- DESCRIPTION OF THE TASK:
Reproduce the items below, changing every occurrence of "Patent image size" to "Drawing dimensions" and leaving all other text unchanged. Omit the pictures from your answer.

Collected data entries
================================

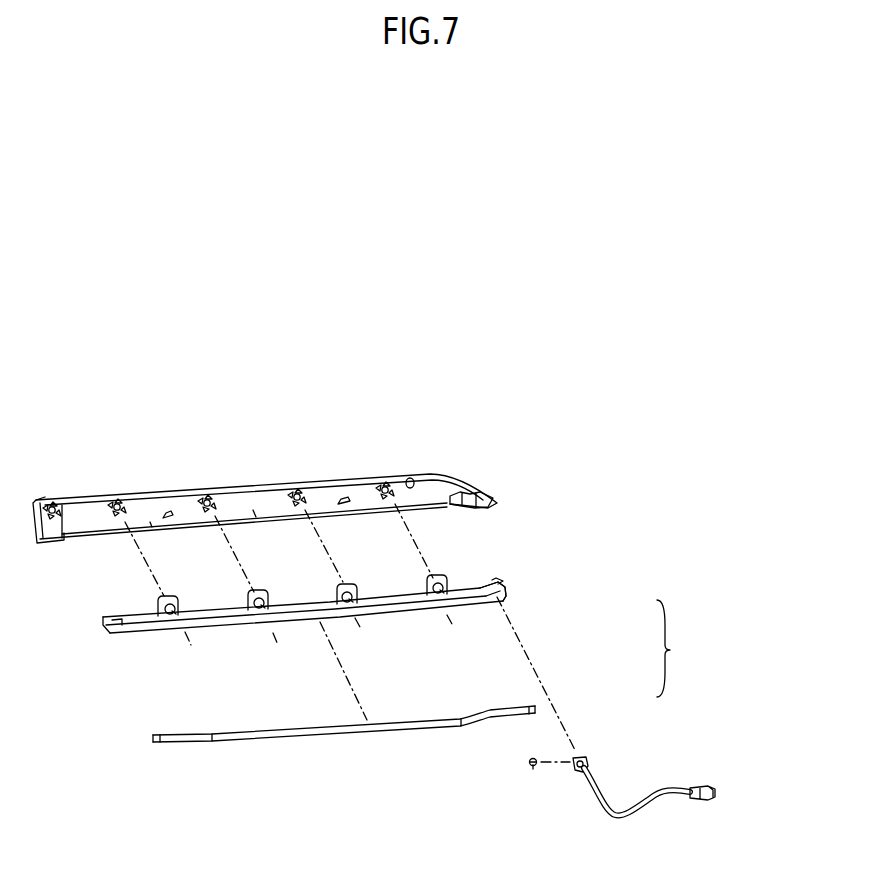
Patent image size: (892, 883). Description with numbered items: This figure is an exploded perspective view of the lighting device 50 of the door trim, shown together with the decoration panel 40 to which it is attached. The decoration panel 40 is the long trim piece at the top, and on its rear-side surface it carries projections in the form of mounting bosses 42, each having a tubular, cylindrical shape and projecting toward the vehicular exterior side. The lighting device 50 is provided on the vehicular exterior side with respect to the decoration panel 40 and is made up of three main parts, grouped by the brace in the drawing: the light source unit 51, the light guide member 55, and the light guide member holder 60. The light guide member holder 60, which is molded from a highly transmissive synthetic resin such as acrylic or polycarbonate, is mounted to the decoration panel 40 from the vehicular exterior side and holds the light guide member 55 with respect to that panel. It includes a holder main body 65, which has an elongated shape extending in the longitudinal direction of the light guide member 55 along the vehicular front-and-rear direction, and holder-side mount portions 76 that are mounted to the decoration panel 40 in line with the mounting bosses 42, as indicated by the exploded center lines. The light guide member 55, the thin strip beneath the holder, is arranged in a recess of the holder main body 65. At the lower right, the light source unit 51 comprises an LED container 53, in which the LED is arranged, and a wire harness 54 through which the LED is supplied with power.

The decoration panel 40 is at (268, 500).
The mounting boss 42 is at (122, 507).
The lighting device 50 is at (426, 677).
The light source unit 51 is at (579, 752).
The LED container 53 is at (582, 770).
The wire harness 54 is at (627, 812).
The light guide member 55 is at (490, 706).
The light guide member holder 60 is at (482, 606).
The holder main body 65 is at (393, 602).
The holder-side mount portion 76 is at (163, 597).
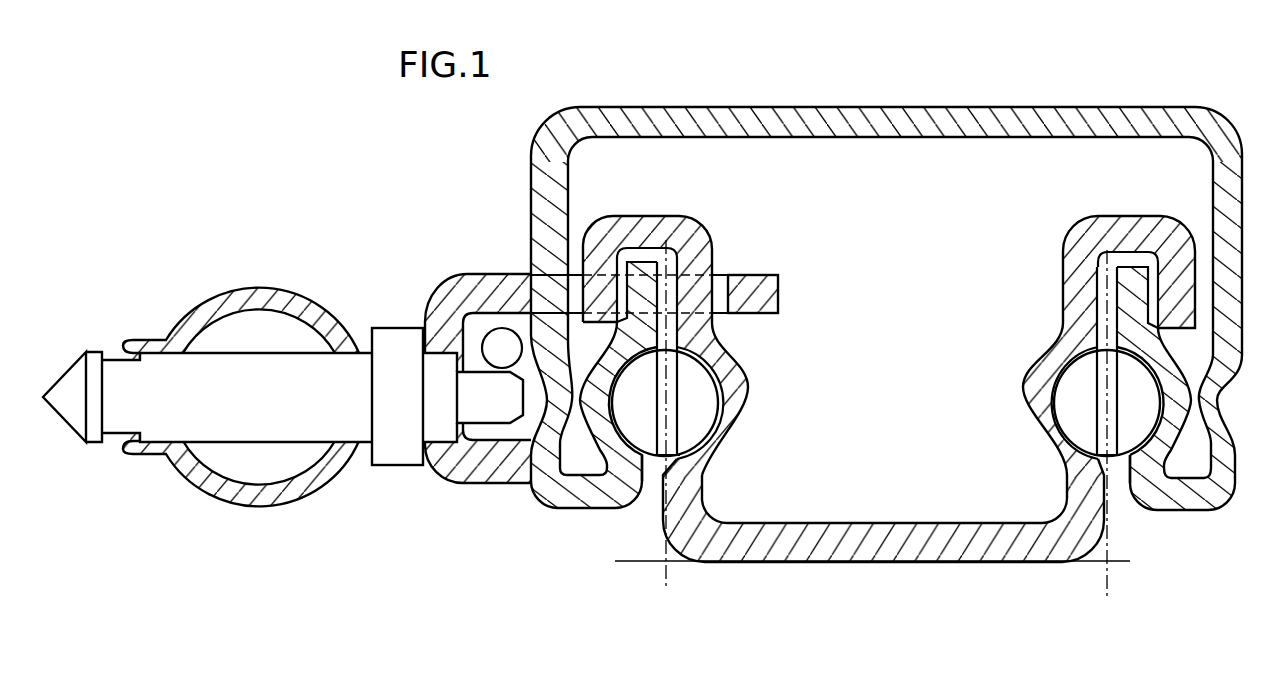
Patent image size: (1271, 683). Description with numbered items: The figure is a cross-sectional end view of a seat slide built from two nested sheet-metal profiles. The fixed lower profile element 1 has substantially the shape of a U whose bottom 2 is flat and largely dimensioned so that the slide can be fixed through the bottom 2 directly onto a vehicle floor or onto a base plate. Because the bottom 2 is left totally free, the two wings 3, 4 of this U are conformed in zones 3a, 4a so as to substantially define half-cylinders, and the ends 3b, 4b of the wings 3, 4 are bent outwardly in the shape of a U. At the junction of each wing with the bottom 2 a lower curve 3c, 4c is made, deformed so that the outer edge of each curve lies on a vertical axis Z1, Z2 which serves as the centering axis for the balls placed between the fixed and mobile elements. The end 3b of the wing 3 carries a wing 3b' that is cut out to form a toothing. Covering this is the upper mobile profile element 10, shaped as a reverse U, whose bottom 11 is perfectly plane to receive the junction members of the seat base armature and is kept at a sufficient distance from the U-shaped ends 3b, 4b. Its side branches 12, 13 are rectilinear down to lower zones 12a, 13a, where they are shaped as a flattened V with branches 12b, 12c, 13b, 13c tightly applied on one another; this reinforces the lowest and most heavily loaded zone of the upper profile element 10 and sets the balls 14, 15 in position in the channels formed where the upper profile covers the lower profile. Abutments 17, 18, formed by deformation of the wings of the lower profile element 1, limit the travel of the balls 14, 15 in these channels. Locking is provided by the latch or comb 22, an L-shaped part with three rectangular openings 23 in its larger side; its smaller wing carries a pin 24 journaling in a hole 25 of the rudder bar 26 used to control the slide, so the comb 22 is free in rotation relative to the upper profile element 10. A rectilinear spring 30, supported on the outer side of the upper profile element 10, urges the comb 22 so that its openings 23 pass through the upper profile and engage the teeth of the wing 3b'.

The fixed lower profile element 1 is at (846, 530).
The bottom 2 is at (905, 560).
The wing 3 is at (752, 368).
The zone 3a is at (752, 408).
The end 3b is at (661, 252).
The wing 3b' is at (600, 249).
The lower curve 3c is at (692, 508).
The wing 4 is at (1017, 356).
The zone 4a is at (1027, 400).
The end 4b is at (1082, 240).
The lower curve 4c is at (1082, 512).
The upper mobile profile element 10 is at (1003, 122).
The bottom 11 is at (786, 107).
The side branch 12 is at (530, 226).
The lower zone 12a is at (545, 339).
The branch 12b is at (535, 400).
The branch 12c is at (600, 412).
The side branch 13 is at (1225, 215).
The lower zone 13a is at (1228, 358).
The branch 13b is at (1205, 425).
The branch 13c is at (1180, 405).
The ball 14 is at (657, 458).
The ball 15 is at (1107, 460).
The abutment 17 is at (630, 468).
The abutment 18 is at (700, 418).
The latch or comb 22 is at (468, 270).
The rectangular openings 23 is at (728, 278).
The pin 24 is at (172, 368).
The hole 25 is at (345, 330).
The rudder bar 26 is at (292, 305).
The spring 30 is at (501, 328).
The vertical axis Z1 is at (664, 432).
The vertical axis Z2 is at (1110, 440).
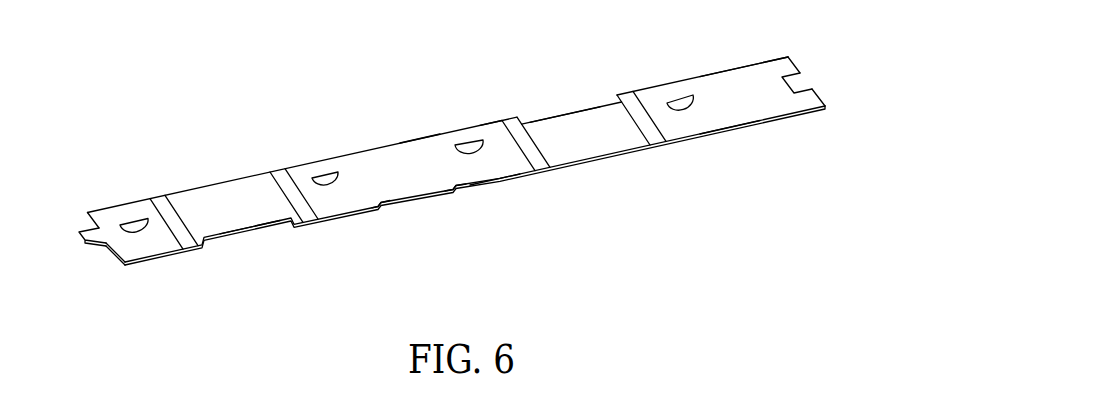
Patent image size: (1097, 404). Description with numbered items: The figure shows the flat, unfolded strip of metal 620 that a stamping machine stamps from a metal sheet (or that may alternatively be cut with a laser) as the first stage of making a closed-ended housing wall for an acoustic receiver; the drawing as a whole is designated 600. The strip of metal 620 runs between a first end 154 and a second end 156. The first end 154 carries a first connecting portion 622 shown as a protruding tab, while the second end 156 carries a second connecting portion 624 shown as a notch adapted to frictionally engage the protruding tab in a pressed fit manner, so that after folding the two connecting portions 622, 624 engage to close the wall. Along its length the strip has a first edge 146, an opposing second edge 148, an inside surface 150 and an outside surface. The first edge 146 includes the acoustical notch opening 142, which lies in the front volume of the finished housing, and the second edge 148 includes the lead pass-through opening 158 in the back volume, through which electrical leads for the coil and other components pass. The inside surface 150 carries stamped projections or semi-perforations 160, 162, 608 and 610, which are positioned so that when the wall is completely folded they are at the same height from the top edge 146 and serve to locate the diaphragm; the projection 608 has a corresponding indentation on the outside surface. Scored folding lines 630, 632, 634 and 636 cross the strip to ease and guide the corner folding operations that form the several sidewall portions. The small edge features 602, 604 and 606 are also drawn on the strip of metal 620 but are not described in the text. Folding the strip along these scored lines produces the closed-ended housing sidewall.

The strip / plate body 600 is at (347, 156).
The strip of metal 620 is at (791, 37).
The first connecting portion 622 is at (86, 245).
The second connecting portion 624 is at (803, 84).
The first end 154 is at (67, 216).
The second end 156 is at (835, 107).
The lead pass-through opening 158 is at (251, 229).
The stamped projection 160 is at (321, 178).
The stamped projection 162 is at (478, 141).
The acoustical notch opening 142 is at (566, 115).
The first edge 146 is at (500, 120).
The second edge 148 is at (508, 175).
The inside surface 150 is at (718, 118).
The scored folding line 630 is at (191, 242).
The scored folding line 632 is at (312, 223).
The scored folding line 634 is at (540, 160).
The scored folding line 636 is at (650, 132).
The projection 610 is at (133, 219).
The second semicircular cutout 602 is at (423, 141).
The projection 608 is at (678, 97).
The first edge notch 604 is at (383, 207).
The second edge notch 606 is at (455, 190).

================================

- FINAL ANSWER:
Drawing dimensions: (892, 883). Description with numbered items: This figure is an exploded perspective view of the lighting device 50 of the door trim, shown together with the decoration panel 40 to which it is attached. The decoration panel 40 is the long trim piece at the top, and on its rear-side surface it carries projections in the form of mounting bosses 42, each having a tubular, cylindrical shape and projecting toward the vehicular exterior side. The lighting device 50 is provided on the vehicular exterior side with respect to the decoration panel 40 and is made up of three main parts, grouped by the brace in the drawing: the light source unit 51, the light guide member 55, and the light guide member holder 60. The light guide member holder 60, which is molded from a highly transmissive synthetic resin such as acrylic or polycarbonate, is mounted to the decoration panel 40 from the vehicular exterior side and holds the light guide member 55 with respect to that panel. It includes a holder main body 65, which has an elongated shape extending in the longitudinal direction of the light guide member 55 along the vehicular front-and-rear direction, and holder-side mount portions 76 that are mounted to the decoration panel 40 in line with the mounting bosses 42, as indicated by the exploded center lines. The light guide member 55, the thin strip beneath the holder, is arranged in a recess of the holder main body 65. At the lower right, the light source unit 51 comprises an LED container 53, in which the LED is arranged, and a wire harness 54 through which the LED is supplied with power.

The decoration panel 40 is at (268, 500).
The mounting boss 42 is at (122, 507).
The lighting device 50 is at (426, 677).
The light source unit 51 is at (579, 752).
The LED container 53 is at (582, 770).
The wire harness 54 is at (627, 812).
The light guide member 55 is at (490, 706).
The light guide member holder 60 is at (482, 606).
The holder main body 65 is at (393, 602).
The holder-side mount portion 76 is at (163, 597).
Drawing dimensions: (1271, 683). Description with numbered items: The figure is a cross-sectional end view of a seat slide built from two nested sheet-metal profiles. The fixed lower profile element 1 has substantially the shape of a U whose bottom 2 is flat and largely dimensioned so that the slide can be fixed through the bottom 2 directly onto a vehicle floor or onto a base plate. Because the bottom 2 is left totally free, the two wings 3, 4 of this U are conformed in zones 3a, 4a so as to substantially define half-cylinders, and the ends 3b, 4b of the wings 3, 4 are bent outwardly in the shape of a U. At the junction of each wing with the bottom 2 a lower curve 3c, 4c is made, deformed so that the outer edge of each curve lies on a vertical axis Z1, Z2 which serves as the centering axis for the balls placed between the fixed and mobile elements. The end 3b of the wing 3 carries a wing 3b' that is cut out to form a toothing. Covering this is the upper mobile profile element 10, shaped as a reverse U, whose bottom 11 is perfectly plane to receive the junction members of the seat base armature and is kept at a sufficient distance from the U-shaped ends 3b, 4b. Its side branches 12, 13 are rectilinear down to lower zones 12a, 13a, where they are shaped as a flattened V with branches 12b, 12c, 13b, 13c tightly applied on one another; this reinforces the lowest and most heavily loaded zone of the upper profile element 10 and sets the balls 14, 15 in position in the channels formed where the upper profile covers the lower profile. Abutments 17, 18, formed by deformation of the wings of the lower profile element 1, limit the travel of the balls 14, 15 in these channels. Locking is provided by the latch or comb 22, an L-shaped part with three rectangular openings 23 in its larger side; its smaller wing carries a pin 24 journaling in a hole 25 of the rudder bar 26 used to control the slide, so the comb 22 is free in rotation relative to the upper profile element 10. A rectilinear spring 30, supported on the outer side of the upper profile element 10, urges the comb 22 so that its openings 23 pass through the upper profile and engage the teeth of the wing 3b'.

The fixed lower profile element 1 is at (846, 530).
The bottom 2 is at (905, 560).
The wing 3 is at (752, 368).
The zone 3a is at (752, 408).
The end 3b is at (661, 252).
The wing 3b' is at (600, 249).
The lower curve 3c is at (692, 508).
The wing 4 is at (1017, 356).
The zone 4a is at (1027, 400).
The end 4b is at (1082, 240).
The lower curve 4c is at (1082, 512).
The upper mobile profile element 10 is at (1003, 122).
The bottom 11 is at (786, 107).
The side branch 12 is at (530, 226).
The lower zone 12a is at (545, 339).
The branch 12b is at (535, 400).
The branch 12c is at (600, 412).
The side branch 13 is at (1225, 215).
The lower zone 13a is at (1228, 358).
The branch 13b is at (1205, 425).
The branch 13c is at (1180, 405).
The ball 14 is at (657, 458).
The ball 15 is at (1107, 460).
The abutment 17 is at (630, 468).
The abutment 18 is at (700, 418).
The latch or comb 22 is at (468, 270).
The rectangular openings 23 is at (728, 278).
The pin 24 is at (172, 368).
The hole 25 is at (345, 330).
The rudder bar 26 is at (292, 305).
The spring 30 is at (501, 328).
The vertical axis Z1 is at (664, 432).
The vertical axis Z2 is at (1110, 440).
Drawing dimensions: (1097, 404). Description with numbered items: The figure shows the flat, unfolded strip of metal 620 that a stamping machine stamps from a metal sheet (or that may alternatively be cut with a laser) as the first stage of making a closed-ended housing wall for an acoustic receiver; the drawing as a whole is designated 600. The strip of metal 620 runs between a first end 154 and a second end 156. The first end 154 carries a first connecting portion 622 shown as a protruding tab, while the second end 156 carries a second connecting portion 624 shown as a notch adapted to frictionally engage the protruding tab in a pressed fit manner, so that after folding the two connecting portions 622, 624 engage to close the wall. Along its length the strip has a first edge 146, an opposing second edge 148, an inside surface 150 and an outside surface. The first edge 146 includes the acoustical notch opening 142, which lies in the front volume of the finished housing, and the second edge 148 includes the lead pass-through opening 158 in the back volume, through which electrical leads for the coil and other components pass. The inside surface 150 carries stamped projections or semi-perforations 160, 162, 608 and 610, which are positioned so that when the wall is completely folded they are at the same height from the top edge 146 and serve to locate the diaphragm; the projection 608 has a corresponding indentation on the outside surface. Scored folding lines 630, 632, 634 and 636 cross the strip to ease and guide the corner folding operations that form the several sidewall portions. The small edge features 602, 604 and 606 are also drawn on the strip of metal 620 but are not described in the text. Folding the strip along these scored lines produces the closed-ended housing sidewall.

The strip / plate body 600 is at (347, 156).
The strip of metal 620 is at (791, 37).
The first connecting portion 622 is at (86, 245).
The second connecting portion 624 is at (803, 84).
The first end 154 is at (67, 216).
The second end 156 is at (835, 107).
The lead pass-through opening 158 is at (251, 229).
The stamped projection 160 is at (321, 178).
The stamped projection 162 is at (478, 141).
The acoustical notch opening 142 is at (566, 115).
The first edge 146 is at (500, 120).
The second edge 148 is at (508, 175).
The inside surface 150 is at (718, 118).
The scored folding line 630 is at (191, 242).
The scored folding line 632 is at (312, 223).
The scored folding line 634 is at (540, 160).
The scored folding line 636 is at (650, 132).
The projection 610 is at (133, 219).
The second semicircular cutout 602 is at (423, 141).
The projection 608 is at (678, 97).
The first edge notch 604 is at (383, 207).
The second edge notch 606 is at (455, 190).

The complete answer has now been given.